Quote, without change, all of the lines that follow.
***** Supplied information *****
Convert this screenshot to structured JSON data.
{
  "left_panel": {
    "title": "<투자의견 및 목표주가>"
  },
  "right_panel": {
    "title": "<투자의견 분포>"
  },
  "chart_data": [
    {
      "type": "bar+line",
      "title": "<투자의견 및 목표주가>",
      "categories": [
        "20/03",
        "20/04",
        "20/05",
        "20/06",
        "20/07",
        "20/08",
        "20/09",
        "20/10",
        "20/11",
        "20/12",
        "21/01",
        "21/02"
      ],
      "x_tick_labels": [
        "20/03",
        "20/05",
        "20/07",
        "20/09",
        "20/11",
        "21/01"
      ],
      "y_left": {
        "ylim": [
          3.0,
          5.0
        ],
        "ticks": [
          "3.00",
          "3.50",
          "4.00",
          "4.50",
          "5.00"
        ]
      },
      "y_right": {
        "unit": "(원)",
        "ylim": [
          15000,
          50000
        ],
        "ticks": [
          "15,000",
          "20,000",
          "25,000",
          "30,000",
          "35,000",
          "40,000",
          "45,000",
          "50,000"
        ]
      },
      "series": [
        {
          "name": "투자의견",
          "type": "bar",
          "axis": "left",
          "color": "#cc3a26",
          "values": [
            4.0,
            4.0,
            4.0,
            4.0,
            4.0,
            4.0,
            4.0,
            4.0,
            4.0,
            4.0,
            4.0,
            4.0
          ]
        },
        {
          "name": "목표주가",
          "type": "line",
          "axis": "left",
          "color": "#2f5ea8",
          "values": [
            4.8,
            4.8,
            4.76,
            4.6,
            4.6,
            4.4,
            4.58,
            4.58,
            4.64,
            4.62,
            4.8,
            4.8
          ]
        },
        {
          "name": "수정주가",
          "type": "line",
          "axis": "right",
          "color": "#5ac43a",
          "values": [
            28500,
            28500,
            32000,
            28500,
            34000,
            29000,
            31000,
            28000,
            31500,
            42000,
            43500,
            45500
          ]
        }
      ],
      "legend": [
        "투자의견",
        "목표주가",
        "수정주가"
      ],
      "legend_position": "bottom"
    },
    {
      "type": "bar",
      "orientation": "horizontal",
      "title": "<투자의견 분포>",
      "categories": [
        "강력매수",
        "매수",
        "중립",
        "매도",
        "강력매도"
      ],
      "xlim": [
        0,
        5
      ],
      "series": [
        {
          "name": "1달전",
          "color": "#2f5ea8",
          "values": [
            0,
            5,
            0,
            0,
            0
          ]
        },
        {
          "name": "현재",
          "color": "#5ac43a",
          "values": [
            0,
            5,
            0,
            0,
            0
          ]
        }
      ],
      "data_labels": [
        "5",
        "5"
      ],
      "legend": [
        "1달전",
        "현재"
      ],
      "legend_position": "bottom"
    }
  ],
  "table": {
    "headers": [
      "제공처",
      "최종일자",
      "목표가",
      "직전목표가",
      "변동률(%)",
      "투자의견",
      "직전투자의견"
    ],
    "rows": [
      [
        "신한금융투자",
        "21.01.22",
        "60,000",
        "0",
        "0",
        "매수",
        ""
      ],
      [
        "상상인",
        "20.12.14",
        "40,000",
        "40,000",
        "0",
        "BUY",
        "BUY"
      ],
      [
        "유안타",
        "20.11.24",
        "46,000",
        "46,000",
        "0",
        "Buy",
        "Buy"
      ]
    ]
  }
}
*****
Task result:
Convert this screenshot to structured JSON data.
{
  "left_panel": {
    "title": "<투자의견 및 목표주가>"
  },
  "right_panel": {
    "title": "<투자의견 분포>"
  },
  "chart_data": [
    {
      "type": "bar+line",
      "title": "<투자의견 및 목표주가>",
      "categories": [
        "20/03",
        "20/04",
        "20/05",
        "20/06",
        "20/07",
        "20/08",
        "20/09",
        "20/10",
        "20/11",
        "20/12",
        "21/01",
        "21/02"
      ],
      "x_tick_labels": [
        "20/03",
        "20/05",
        "20/07",
        "20/09",
        "20/11",
        "21/01"
      ],
      "y_left": {
        "ylim": [
          3.0,
          5.0
        ],
        "ticks": [
          "3.00",
          "3.50",
          "4.00",
          "4.50",
          "5.00"
        ]
      },
      "y_right": {
        "unit": "(원)",
        "ylim": [
          15000,
          50000
        ],
        "ticks": [
          "15,000",
          "20,000",
          "25,000",
          "30,000",
          "35,000",
          "40,000",
          "45,000",
          "50,000"
        ]
      },
      "series": [
        {
          "name": "투자의견",
          "type": "bar",
          "axis": "left",
          "color": "#cc3a26",
          "values": [
            4.0,
            4.0,
            4.0,
            4.0,
            4.0,
            4.0,
            4.0,
            4.0,
            4.0,
            4.0,
            4.0,
            4.0
          ]
        },
        {
          "name": "목표주가",
          "type": "line",
          "axis": "left",
          "color": "#2f5ea8",
          "values": [
            4.8,
            4.8,
            4.76,
            4.6,
            4.6,
            4.4,
            4.58,
            4.58,
            4.64,
            4.62,
            4.8,
            4.8
          ]
        },
        {
          "name": "수정주가",
          "type": "line",
          "axis": "right",
          "color": "#5ac43a",
          "values": [
            28500,
            28500,
            32000,
            28500,
            34000,
            29000,
            31000,
            28000,
            31500,
            42000,
            43500,
            45500
          ]
        }
      ],
      "legend": [
        "투자의견",
        "목표주가",
        "수정주가"
      ],
      "legend_position": "bottom"
    },
    {
      "type": "bar",
      "orientation": "horizontal",
      "title": "<투자의견 분포>",
      "categories": [
        "강력매수",
        "매수",
        "중립",
        "매도",
        "강력매도"
      ],
      "xlim": [
        0,
        5
      ],
      "series": [
        {
          "name": "1달전",
          "color": "#2f5ea8",
          "values": [
            0,
            5,
            0,
            0,
            0
          ]
        },
        {
          "name": "현재",
          "color": "#5ac43a",
          "values": [
            0,
            5,
            0,
            0,
            0
          ]
        }
      ],
      "data_labels": [
        "5",
        "5"
      ],
      "legend": [
        "1달전",
        "현재"
      ],
      "legend_position": "bottom"
    }
  ],
  "table": {
    "headers": [
      "제공처",
      "최종일자",
      "목표가",
      "직전목표가",
      "변동률(%)",
      "투자의견",
      "직전투자의견"
    ],
    "rows": [
      [
        "신한금융투자",
        "21.01.22",
        "60,000",
        "0",
        "0",
        "매수",
        ""
      ],
      [
        "상상인",
        "20.12.14",
        "40,000",
        "40,000",
        "0",
        "BUY",
        "BUY"
      ],
      [
        "유안타",
        "20.11.24",
        "46,000",
        "46,000",
        "0",
        "Buy",
        "Buy"
      ]
    ]
  }
}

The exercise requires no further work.